## What the task asks:
In the data that follows, count every line holding the string "title" and give the count alone.

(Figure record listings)
* * * * * * * * *

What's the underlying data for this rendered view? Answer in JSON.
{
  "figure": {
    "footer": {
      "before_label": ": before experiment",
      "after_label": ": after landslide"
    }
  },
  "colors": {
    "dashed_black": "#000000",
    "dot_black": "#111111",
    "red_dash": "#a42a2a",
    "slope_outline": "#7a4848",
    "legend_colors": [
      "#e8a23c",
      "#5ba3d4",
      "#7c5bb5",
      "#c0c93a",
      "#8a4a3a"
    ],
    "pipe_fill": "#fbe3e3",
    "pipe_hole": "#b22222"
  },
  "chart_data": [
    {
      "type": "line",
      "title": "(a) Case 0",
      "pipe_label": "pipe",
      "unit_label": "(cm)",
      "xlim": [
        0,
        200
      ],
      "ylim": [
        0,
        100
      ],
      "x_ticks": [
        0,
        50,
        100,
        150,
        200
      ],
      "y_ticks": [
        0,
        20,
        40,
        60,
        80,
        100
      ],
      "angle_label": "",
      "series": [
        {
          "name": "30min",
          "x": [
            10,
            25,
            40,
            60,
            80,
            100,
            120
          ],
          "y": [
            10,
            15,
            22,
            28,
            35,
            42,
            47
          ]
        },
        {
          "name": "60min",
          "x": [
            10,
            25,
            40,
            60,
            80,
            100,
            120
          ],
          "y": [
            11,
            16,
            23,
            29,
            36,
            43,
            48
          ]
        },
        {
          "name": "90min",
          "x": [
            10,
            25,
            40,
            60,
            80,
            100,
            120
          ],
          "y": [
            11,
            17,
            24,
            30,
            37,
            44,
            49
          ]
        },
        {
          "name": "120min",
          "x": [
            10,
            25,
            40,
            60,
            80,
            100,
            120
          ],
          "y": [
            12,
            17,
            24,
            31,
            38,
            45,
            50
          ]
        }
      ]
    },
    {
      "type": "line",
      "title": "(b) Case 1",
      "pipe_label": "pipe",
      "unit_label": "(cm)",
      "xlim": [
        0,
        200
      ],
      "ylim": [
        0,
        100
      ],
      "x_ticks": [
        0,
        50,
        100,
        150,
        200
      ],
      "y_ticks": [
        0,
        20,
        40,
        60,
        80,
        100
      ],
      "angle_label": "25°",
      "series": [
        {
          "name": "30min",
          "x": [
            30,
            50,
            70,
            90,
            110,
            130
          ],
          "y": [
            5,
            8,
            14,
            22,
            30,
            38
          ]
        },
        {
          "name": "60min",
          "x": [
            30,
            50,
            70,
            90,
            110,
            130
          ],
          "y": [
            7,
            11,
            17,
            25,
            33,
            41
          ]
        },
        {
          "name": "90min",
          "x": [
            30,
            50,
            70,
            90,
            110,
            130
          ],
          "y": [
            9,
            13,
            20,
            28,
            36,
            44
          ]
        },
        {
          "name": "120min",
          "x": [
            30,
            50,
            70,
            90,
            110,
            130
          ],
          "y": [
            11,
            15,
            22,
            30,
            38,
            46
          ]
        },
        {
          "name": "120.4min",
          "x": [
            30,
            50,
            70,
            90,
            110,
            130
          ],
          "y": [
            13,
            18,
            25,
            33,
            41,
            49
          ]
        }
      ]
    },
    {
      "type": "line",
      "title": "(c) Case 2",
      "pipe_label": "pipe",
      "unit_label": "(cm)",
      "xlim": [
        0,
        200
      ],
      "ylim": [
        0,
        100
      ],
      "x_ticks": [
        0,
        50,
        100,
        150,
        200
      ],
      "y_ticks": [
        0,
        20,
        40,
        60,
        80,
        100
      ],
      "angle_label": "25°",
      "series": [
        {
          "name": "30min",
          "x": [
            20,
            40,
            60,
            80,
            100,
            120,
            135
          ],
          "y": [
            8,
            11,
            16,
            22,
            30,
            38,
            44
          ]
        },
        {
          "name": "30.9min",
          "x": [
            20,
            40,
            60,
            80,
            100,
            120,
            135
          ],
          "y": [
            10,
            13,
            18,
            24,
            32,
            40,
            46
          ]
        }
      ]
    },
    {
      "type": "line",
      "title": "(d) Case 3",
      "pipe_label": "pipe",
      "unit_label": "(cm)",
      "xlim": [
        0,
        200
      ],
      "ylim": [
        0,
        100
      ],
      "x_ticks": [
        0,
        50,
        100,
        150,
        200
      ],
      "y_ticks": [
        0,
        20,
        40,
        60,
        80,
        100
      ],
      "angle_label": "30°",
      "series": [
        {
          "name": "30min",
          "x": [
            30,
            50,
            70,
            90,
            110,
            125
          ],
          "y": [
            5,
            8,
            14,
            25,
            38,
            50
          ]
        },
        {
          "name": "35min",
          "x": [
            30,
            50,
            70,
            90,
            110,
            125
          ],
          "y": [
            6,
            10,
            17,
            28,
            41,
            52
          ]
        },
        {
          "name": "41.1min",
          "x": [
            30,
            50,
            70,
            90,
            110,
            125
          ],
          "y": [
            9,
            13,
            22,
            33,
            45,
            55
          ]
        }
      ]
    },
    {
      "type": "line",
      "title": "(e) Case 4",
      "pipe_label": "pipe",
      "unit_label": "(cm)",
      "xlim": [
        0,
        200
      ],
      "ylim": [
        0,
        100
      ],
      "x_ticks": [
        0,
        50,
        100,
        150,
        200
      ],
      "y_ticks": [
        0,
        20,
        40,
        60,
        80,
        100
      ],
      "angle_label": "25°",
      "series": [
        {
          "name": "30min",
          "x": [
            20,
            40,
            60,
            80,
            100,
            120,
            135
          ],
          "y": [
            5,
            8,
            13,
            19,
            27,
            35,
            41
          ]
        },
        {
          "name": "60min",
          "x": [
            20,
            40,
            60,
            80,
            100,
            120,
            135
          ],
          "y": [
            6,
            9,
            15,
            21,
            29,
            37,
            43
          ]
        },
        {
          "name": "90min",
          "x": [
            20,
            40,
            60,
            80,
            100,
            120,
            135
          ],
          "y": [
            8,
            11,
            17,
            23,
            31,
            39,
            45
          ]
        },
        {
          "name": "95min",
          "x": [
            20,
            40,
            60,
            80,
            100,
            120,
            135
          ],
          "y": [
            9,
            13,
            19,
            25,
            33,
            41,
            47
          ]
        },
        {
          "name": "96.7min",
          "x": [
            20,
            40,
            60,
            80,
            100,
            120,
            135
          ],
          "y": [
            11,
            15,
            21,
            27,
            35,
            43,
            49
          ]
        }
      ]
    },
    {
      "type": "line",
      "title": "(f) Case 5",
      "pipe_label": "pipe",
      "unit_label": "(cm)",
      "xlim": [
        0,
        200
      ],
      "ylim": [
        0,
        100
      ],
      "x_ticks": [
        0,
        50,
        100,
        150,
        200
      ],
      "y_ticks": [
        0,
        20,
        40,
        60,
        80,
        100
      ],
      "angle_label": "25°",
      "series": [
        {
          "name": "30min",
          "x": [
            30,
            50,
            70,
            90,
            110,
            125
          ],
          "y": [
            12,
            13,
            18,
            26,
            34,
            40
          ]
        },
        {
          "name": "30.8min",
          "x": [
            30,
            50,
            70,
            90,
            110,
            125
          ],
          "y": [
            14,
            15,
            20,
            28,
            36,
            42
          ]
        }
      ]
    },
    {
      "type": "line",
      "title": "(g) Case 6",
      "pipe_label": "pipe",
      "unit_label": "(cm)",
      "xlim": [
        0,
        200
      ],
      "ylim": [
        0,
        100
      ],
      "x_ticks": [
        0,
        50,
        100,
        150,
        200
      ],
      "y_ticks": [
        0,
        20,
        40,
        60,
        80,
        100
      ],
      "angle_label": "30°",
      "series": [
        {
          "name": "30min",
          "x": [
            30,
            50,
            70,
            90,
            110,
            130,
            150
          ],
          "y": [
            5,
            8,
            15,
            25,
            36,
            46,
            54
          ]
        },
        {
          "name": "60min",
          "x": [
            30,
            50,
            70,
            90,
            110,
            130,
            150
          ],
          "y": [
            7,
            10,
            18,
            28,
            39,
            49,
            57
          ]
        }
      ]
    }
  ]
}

* * * * * * * * *

## Result of the task:
7